[Figure contents as structured data]

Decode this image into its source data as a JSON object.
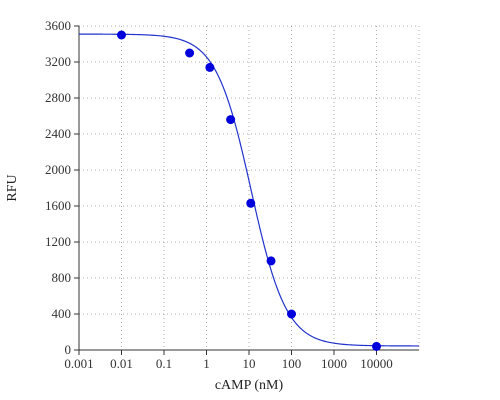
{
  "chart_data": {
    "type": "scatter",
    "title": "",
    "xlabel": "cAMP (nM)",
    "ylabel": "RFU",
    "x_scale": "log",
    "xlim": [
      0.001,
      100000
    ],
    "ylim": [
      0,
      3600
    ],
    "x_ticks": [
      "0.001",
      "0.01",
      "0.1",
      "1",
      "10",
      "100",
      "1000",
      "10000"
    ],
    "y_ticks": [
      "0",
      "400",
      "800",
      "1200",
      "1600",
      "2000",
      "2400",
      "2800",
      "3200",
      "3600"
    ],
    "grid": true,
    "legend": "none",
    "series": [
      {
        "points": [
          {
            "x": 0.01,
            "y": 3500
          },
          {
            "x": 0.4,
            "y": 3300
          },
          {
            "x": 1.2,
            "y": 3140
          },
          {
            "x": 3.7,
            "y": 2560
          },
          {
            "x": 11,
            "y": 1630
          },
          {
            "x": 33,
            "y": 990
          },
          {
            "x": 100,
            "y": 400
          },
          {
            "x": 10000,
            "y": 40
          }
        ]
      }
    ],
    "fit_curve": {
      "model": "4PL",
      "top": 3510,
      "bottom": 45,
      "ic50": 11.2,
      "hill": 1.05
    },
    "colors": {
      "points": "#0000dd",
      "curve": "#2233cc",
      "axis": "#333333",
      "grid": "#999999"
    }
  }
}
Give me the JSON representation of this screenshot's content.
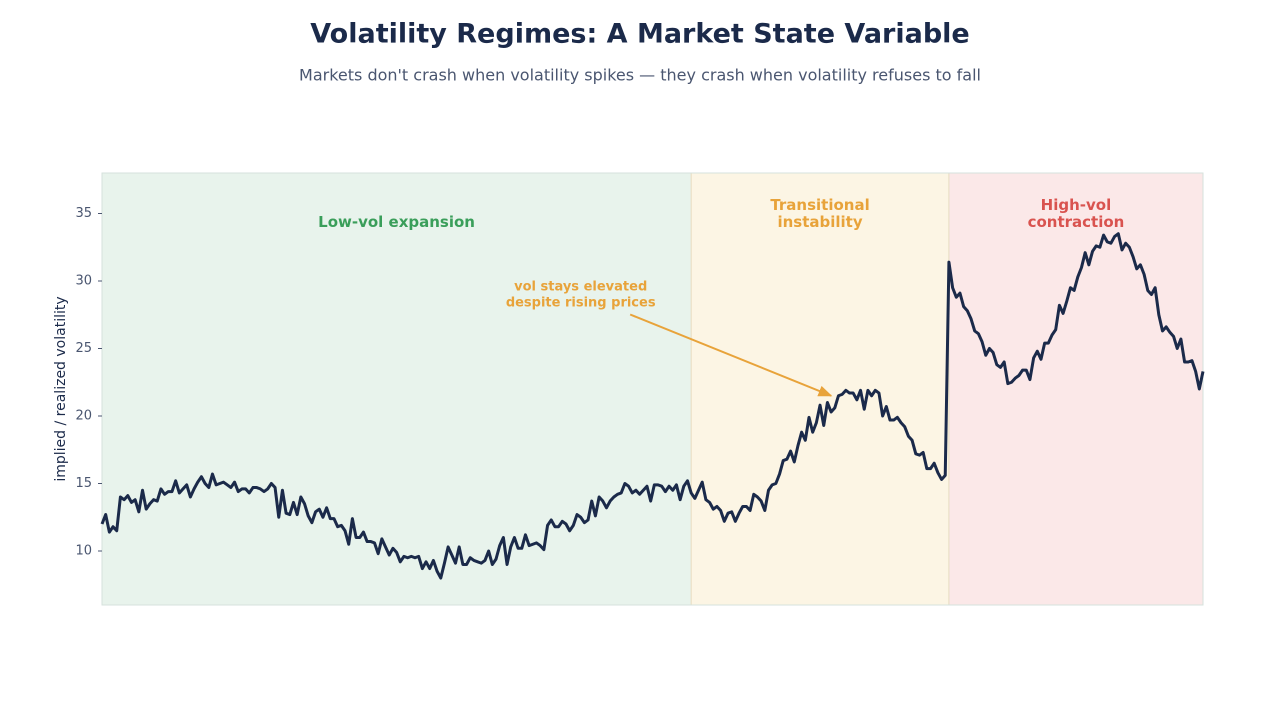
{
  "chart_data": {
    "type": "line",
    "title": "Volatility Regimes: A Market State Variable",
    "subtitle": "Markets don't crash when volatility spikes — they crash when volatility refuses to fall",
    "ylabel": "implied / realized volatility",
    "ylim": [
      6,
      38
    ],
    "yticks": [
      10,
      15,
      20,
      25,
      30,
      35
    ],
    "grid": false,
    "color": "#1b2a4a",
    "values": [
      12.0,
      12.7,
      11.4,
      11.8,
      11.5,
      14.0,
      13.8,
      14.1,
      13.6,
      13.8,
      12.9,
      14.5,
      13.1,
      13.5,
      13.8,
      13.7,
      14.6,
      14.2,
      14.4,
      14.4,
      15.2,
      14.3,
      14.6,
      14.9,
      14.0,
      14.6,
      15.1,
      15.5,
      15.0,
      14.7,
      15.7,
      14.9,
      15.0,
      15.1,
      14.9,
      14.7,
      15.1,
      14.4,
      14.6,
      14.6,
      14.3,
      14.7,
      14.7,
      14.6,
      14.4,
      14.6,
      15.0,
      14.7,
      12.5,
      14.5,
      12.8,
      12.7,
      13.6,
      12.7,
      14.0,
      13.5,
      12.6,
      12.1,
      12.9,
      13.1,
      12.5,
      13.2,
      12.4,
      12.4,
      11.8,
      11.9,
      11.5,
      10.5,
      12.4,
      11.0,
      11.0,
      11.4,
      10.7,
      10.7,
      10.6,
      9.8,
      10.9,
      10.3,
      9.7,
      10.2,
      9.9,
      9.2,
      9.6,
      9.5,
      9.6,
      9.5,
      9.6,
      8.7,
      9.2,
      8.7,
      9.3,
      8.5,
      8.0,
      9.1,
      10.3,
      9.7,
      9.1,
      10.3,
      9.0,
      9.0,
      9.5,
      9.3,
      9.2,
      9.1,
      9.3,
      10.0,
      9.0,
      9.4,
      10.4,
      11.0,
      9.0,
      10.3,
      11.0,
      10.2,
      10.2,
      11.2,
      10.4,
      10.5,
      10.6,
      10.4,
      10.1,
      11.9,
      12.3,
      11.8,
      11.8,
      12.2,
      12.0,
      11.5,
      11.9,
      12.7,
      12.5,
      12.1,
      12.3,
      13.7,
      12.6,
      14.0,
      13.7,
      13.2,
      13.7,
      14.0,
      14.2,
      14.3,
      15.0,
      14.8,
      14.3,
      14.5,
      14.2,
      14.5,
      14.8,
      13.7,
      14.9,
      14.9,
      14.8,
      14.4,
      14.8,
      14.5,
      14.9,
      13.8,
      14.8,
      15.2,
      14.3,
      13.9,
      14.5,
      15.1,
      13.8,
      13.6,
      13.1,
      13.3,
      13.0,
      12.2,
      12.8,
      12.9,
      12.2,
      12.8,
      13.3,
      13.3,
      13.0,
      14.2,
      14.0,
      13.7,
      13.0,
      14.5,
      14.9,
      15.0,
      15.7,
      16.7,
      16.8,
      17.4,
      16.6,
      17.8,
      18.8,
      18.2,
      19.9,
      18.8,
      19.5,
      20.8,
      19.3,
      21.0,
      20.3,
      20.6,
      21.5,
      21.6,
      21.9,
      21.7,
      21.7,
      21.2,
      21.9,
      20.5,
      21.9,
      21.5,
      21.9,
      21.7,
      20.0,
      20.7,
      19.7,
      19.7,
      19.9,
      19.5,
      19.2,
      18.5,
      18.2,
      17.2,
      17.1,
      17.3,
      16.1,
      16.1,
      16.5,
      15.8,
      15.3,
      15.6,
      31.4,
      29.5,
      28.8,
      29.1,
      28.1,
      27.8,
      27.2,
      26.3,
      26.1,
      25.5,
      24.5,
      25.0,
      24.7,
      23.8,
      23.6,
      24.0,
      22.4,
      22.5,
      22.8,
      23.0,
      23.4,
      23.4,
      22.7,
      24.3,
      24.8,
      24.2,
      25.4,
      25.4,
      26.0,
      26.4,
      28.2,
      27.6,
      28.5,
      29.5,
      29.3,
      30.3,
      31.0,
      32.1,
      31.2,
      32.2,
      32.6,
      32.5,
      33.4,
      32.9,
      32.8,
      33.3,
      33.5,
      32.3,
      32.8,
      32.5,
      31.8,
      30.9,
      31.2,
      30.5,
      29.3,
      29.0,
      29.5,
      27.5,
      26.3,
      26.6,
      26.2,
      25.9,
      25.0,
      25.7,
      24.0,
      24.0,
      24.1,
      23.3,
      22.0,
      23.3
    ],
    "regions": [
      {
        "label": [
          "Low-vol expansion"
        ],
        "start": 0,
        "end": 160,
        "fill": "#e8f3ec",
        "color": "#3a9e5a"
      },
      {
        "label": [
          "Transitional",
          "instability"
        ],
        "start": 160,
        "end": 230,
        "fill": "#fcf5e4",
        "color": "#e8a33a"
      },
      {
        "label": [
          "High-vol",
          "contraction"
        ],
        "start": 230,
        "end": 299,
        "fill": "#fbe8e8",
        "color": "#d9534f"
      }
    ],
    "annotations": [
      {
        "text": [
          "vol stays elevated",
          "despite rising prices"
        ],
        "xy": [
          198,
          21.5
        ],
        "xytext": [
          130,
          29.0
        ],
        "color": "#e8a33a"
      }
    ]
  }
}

» **Written instruction**:
Your job is to transcribe the entries above exactly; skip the pictures.

» **Problem solution**:
Decode this image into its source data as a JSON object.
{
  "chart_data": {
    "type": "scatter",
    "title": "",
    "xlabel": "cAMP (nM)",
    "ylabel": "RFU",
    "x_scale": "log",
    "xlim": [
      0.001,
      100000
    ],
    "ylim": [
      0,
      3600
    ],
    "x_ticks": [
      "0.001",
      "0.01",
      "0.1",
      "1",
      "10",
      "100",
      "1000",
      "10000"
    ],
    "y_ticks": [
      "0",
      "400",
      "800",
      "1200",
      "1600",
      "2000",
      "2400",
      "2800",
      "3200",
      "3600"
    ],
    "grid": true,
    "legend": "none",
    "series": [
      {
        "points": [
          {
            "x": 0.01,
            "y": 3500
          },
          {
            "x": 0.4,
            "y": 3300
          },
          {
            "x": 1.2,
            "y": 3140
          },
          {
            "x": 3.7,
            "y": 2560
          },
          {
            "x": 11,
            "y": 1630
          },
          {
            "x": 33,
            "y": 990
          },
          {
            "x": 100,
            "y": 400
          },
          {
            "x": 10000,
            "y": 40
          }
        ]
      }
    ],
    "fit_curve": {
      "model": "4PL",
      "top": 3510,
      "bottom": 45,
      "ic50": 11.2,
      "hill": 1.05
    },
    "colors": {
      "points": "#0000dd",
      "curve": "#2233cc",
      "axis": "#333333",
      "grid": "#999999"
    }
  }
}
Give me the JSON representation of this screenshot's content.
{
  "chart_data": {
    "type": "line",
    "title": "Volatility Regimes: A Market State Variable",
    "subtitle": "Markets don't crash when volatility spikes — they crash when volatility refuses to fall",
    "ylabel": "implied / realized volatility",
    "ylim": [
      6,
      38
    ],
    "yticks": [
      10,
      15,
      20,
      25,
      30,
      35
    ],
    "grid": false,
    "color": "#1b2a4a",
    "values": [
      12.0,
      12.7,
      11.4,
      11.8,
      11.5,
      14.0,
      13.8,
      14.1,
      13.6,
      13.8,
      12.9,
      14.5,
      13.1,
      13.5,
      13.8,
      13.7,
      14.6,
      14.2,
      14.4,
      14.4,
      15.2,
      14.3,
      14.6,
      14.9,
      14.0,
      14.6,
      15.1,
      15.5,
      15.0,
      14.7,
      15.7,
      14.9,
      15.0,
      15.1,
      14.9,
      14.7,
      15.1,
      14.4,
      14.6,
      14.6,
      14.3,
      14.7,
      14.7,
      14.6,
      14.4,
      14.6,
      15.0,
      14.7,
      12.5,
      14.5,
      12.8,
      12.7,
      13.6,
      12.7,
      14.0,
      13.5,
      12.6,
      12.1,
      12.9,
      13.1,
      12.5,
      13.2,
      12.4,
      12.4,
      11.8,
      11.9,
      11.5,
      10.5,
      12.4,
      11.0,
      11.0,
      11.4,
      10.7,
      10.7,
      10.6,
      9.8,
      10.9,
      10.3,
      9.7,
      10.2,
      9.9,
      9.2,
      9.6,
      9.5,
      9.6,
      9.5,
      9.6,
      8.7,
      9.2,
      8.7,
      9.3,
      8.5,
      8.0,
      9.1,
      10.3,
      9.7,
      9.1,
      10.3,
      9.0,
      9.0,
      9.5,
      9.3,
      9.2,
      9.1,
      9.3,
      10.0,
      9.0,
      9.4,
      10.4,
      11.0,
      9.0,
      10.3,
      11.0,
      10.2,
      10.2,
      11.2,
      10.4,
      10.5,
      10.6,
      10.4,
      10.1,
      11.9,
      12.3,
      11.8,
      11.8,
      12.2,
      12.0,
      11.5,
      11.9,
      12.7,
      12.5,
      12.1,
      12.3,
      13.7,
      12.6,
      14.0,
      13.7,
      13.2,
      13.7,
      14.0,
      14.2,
      14.3,
      15.0,
      14.8,
      14.3,
      14.5,
      14.2,
      14.5,
      14.8,
      13.7,
      14.9,
      14.9,
      14.8,
      14.4,
      14.8,
      14.5,
      14.9,
      13.8,
      14.8,
      15.2,
      14.3,
      13.9,
      14.5,
      15.1,
      13.8,
      13.6,
      13.1,
      13.3,
      13.0,
      12.2,
      12.8,
      12.9,
      12.2,
      12.8,
      13.3,
      13.3,
      13.0,
      14.2,
      14.0,
      13.7,
      13.0,
      14.5,
      14.9,
      15.0,
      15.7,
      16.7,
      16.8,
      17.4,
      16.6,
      17.8,
      18.8,
      18.2,
      19.9,
      18.8,
      19.5,
      20.8,
      19.3,
      21.0,
      20.3,
      20.6,
      21.5,
      21.6,
      21.9,
      21.7,
      21.7,
      21.2,
      21.9,
      20.5,
      21.9,
      21.5,
      21.9,
      21.7,
      20.0,
      20.7,
      19.7,
      19.7,
      19.9,
      19.5,
      19.2,
      18.5,
      18.2,
      17.2,
      17.1,
      17.3,
      16.1,
      16.1,
      16.5,
      15.8,
      15.3,
      15.6,
      31.4,
      29.5,
      28.8,
      29.1,
      28.1,
      27.8,
      27.2,
      26.3,
      26.1,
      25.5,
      24.5,
      25.0,
      24.7,
      23.8,
      23.6,
      24.0,
      22.4,
      22.5,
      22.8,
      23.0,
      23.4,
      23.4,
      22.7,
      24.3,
      24.8,
      24.2,
      25.4,
      25.4,
      26.0,
      26.4,
      28.2,
      27.6,
      28.5,
      29.5,
      29.3,
      30.3,
      31.0,
      32.1,
      31.2,
      32.2,
      32.6,
      32.5,
      33.4,
      32.9,
      32.8,
      33.3,
      33.5,
      32.3,
      32.8,
      32.5,
      31.8,
      30.9,
      31.2,
      30.5,
      29.3,
      29.0,
      29.5,
      27.5,
      26.3,
      26.6,
      26.2,
      25.9,
      25.0,
      25.7,
      24.0,
      24.0,
      24.1,
      23.3,
      22.0,
      23.3
    ],
    "regions": [
      {
        "label": [
          "Low-vol expansion"
        ],
        "start": 0,
        "end": 160,
        "fill": "#e8f3ec",
        "color": "#3a9e5a"
      },
      {
        "label": [
          "Transitional",
          "instability"
        ],
        "start": 160,
        "end": 230,
        "fill": "#fcf5e4",
        "color": "#e8a33a"
      },
      {
        "label": [
          "High-vol",
          "contraction"
        ],
        "start": 230,
        "end": 299,
        "fill": "#fbe8e8",
        "color": "#d9534f"
      }
    ],
    "annotations": [
      {
        "text": [
          "vol stays elevated",
          "despite rising prices"
        ],
        "xy": [
          198,
          21.5
        ],
        "xytext": [
          130,
          29.0
        ],
        "color": "#e8a33a"
      }
    ]
  }
}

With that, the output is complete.